(Records excerpted from a collection)

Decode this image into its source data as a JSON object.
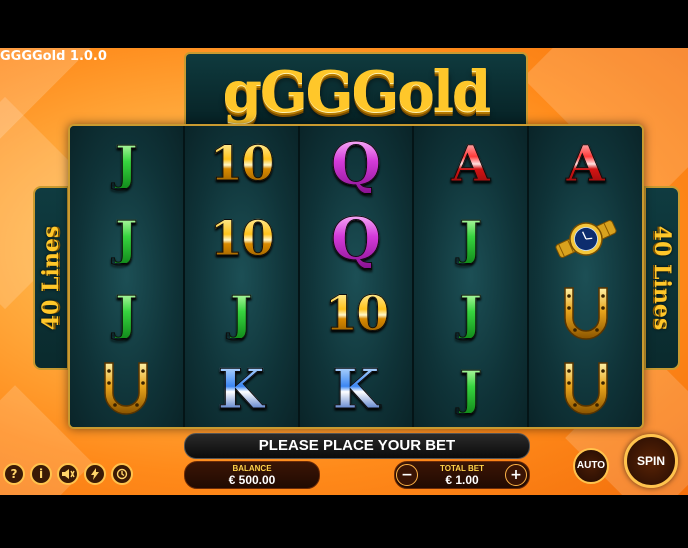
{
  "game": {
    "version_label": "GGGGold 1.0.0",
    "logo_text": "gGGGold",
    "lines_label": "40 Lines"
  },
  "reels": [
    [
      "J",
      "J",
      "J",
      "horseshoe"
    ],
    [
      "10",
      "10",
      "J",
      "K"
    ],
    [
      "Q",
      "Q",
      "10",
      "K"
    ],
    [
      "A",
      "J",
      "J",
      "J"
    ],
    [
      "A",
      "watch",
      "horseshoe",
      "horseshoe"
    ]
  ],
  "message": "PLEASE PLACE YOUR BET",
  "balance": {
    "label": "BALANCE",
    "value": "€ 500.00"
  },
  "total_bet": {
    "label": "TOTAL BET",
    "value": "€ 1.00",
    "minus": "−",
    "plus": "+"
  },
  "buttons": {
    "auto": "AUTO",
    "spin": "SPIN"
  },
  "utility_icons": [
    "help-icon",
    "info-icon",
    "sound-icon",
    "turbo-icon",
    "history-icon"
  ],
  "colors": {
    "accent_gold": "#ffc72a",
    "panel_teal": "#0f3a3e",
    "background_orange": "#ff8a1a"
  }
}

▶ [Given request] Restate the records word for word, omitting images.

▶ [Solution to this exercise]
Decode this image into its source data as a JSON object.
{
  "game": {
    "version_label": "GGGGold 1.0.0",
    "logo_text": "gGGGold",
    "lines_label": "40 Lines"
  },
  "reels": [
    [
      "J",
      "J",
      "J",
      "horseshoe"
    ],
    [
      "10",
      "10",
      "J",
      "K"
    ],
    [
      "Q",
      "Q",
      "10",
      "K"
    ],
    [
      "A",
      "J",
      "J",
      "J"
    ],
    [
      "A",
      "watch",
      "horseshoe",
      "horseshoe"
    ]
  ],
  "message": "PLEASE PLACE YOUR BET",
  "balance": {
    "label": "BALANCE",
    "value": "€ 500.00"
  },
  "total_bet": {
    "label": "TOTAL BET",
    "value": "€ 1.00",
    "minus": "−",
    "plus": "+"
  },
  "buttons": {
    "auto": "AUTO",
    "spin": "SPIN"
  },
  "utility_icons": [
    "help-icon",
    "info-icon",
    "sound-icon",
    "turbo-icon",
    "history-icon"
  ],
  "colors": {
    "accent_gold": "#ffc72a",
    "panel_teal": "#0f3a3e",
    "background_orange": "#ff8a1a"
  }
}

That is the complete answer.